[Stored data entries]
################
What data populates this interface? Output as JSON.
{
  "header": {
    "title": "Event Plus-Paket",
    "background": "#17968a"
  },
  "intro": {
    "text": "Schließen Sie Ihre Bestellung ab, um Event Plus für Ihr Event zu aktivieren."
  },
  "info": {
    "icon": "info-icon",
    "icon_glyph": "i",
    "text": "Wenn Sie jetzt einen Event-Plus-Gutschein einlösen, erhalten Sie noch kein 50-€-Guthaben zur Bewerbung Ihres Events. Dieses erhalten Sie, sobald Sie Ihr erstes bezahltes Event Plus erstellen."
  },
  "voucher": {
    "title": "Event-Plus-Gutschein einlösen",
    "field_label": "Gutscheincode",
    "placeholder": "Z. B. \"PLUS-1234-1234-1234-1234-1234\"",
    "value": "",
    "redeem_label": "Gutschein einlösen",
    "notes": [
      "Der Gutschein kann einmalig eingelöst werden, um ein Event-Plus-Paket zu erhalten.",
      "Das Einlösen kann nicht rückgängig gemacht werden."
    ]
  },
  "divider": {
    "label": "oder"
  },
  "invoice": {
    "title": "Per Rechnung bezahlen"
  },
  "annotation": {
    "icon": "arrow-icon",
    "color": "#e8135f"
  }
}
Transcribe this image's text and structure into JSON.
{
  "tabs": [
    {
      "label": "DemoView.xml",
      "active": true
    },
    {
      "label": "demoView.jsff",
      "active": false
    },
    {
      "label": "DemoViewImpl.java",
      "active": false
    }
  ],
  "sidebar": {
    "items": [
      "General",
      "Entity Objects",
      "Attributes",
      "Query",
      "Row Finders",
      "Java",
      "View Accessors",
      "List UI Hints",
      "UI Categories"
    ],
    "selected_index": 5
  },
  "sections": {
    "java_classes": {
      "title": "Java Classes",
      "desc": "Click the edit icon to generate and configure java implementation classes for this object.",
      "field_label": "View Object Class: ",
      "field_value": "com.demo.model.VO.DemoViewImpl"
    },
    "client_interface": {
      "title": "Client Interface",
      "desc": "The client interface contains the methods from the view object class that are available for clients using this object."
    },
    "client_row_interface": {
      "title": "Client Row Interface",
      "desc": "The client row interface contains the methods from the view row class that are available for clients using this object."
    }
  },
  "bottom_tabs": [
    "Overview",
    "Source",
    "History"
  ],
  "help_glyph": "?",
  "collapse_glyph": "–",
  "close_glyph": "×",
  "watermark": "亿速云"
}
################
* What you need to do
Copy every line exactly. Leave nothing out.

* Problem solution
What data populates this interface? Output as JSON.
{
  "header": {
    "title": "Event Plus-Paket",
    "background": "#17968a"
  },
  "intro": {
    "text": "Schließen Sie Ihre Bestellung ab, um Event Plus für Ihr Event zu aktivieren."
  },
  "info": {
    "icon": "info-icon",
    "icon_glyph": "i",
    "text": "Wenn Sie jetzt einen Event-Plus-Gutschein einlösen, erhalten Sie noch kein 50-€-Guthaben zur Bewerbung Ihres Events. Dieses erhalten Sie, sobald Sie Ihr erstes bezahltes Event Plus erstellen."
  },
  "voucher": {
    "title": "Event-Plus-Gutschein einlösen",
    "field_label": "Gutscheincode",
    "placeholder": "Z. B. \"PLUS-1234-1234-1234-1234-1234\"",
    "value": "",
    "redeem_label": "Gutschein einlösen",
    "notes": [
      "Der Gutschein kann einmalig eingelöst werden, um ein Event-Plus-Paket zu erhalten.",
      "Das Einlösen kann nicht rückgängig gemacht werden."
    ]
  },
  "divider": {
    "label": "oder"
  },
  "invoice": {
    "title": "Per Rechnung bezahlen"
  },
  "annotation": {
    "icon": "arrow-icon",
    "color": "#e8135f"
  }
}
Transcribe this image's text and structure into JSON.
{
  "tabs": [
    {
      "label": "DemoView.xml",
      "active": true
    },
    {
      "label": "demoView.jsff",
      "active": false
    },
    {
      "label": "DemoViewImpl.java",
      "active": false
    }
  ],
  "sidebar": {
    "items": [
      "General",
      "Entity Objects",
      "Attributes",
      "Query",
      "Row Finders",
      "Java",
      "View Accessors",
      "List UI Hints",
      "UI Categories"
    ],
    "selected_index": 5
  },
  "sections": {
    "java_classes": {
      "title": "Java Classes",
      "desc": "Click the edit icon to generate and configure java implementation classes for this object.",
      "field_label": "View Object Class: ",
      "field_value": "com.demo.model.VO.DemoViewImpl"
    },
    "client_interface": {
      "title": "Client Interface",
      "desc": "The client interface contains the methods from the view object class that are available for clients using this object."
    },
    "client_row_interface": {
      "title": "Client Row Interface",
      "desc": "The client row interface contains the methods from the view row class that are available for clients using this object."
    }
  },
  "bottom_tabs": [
    "Overview",
    "Source",
    "History"
  ],
  "help_glyph": "?",
  "collapse_glyph": "–",
  "close_glyph": "×",
  "watermark": "亿速云"
}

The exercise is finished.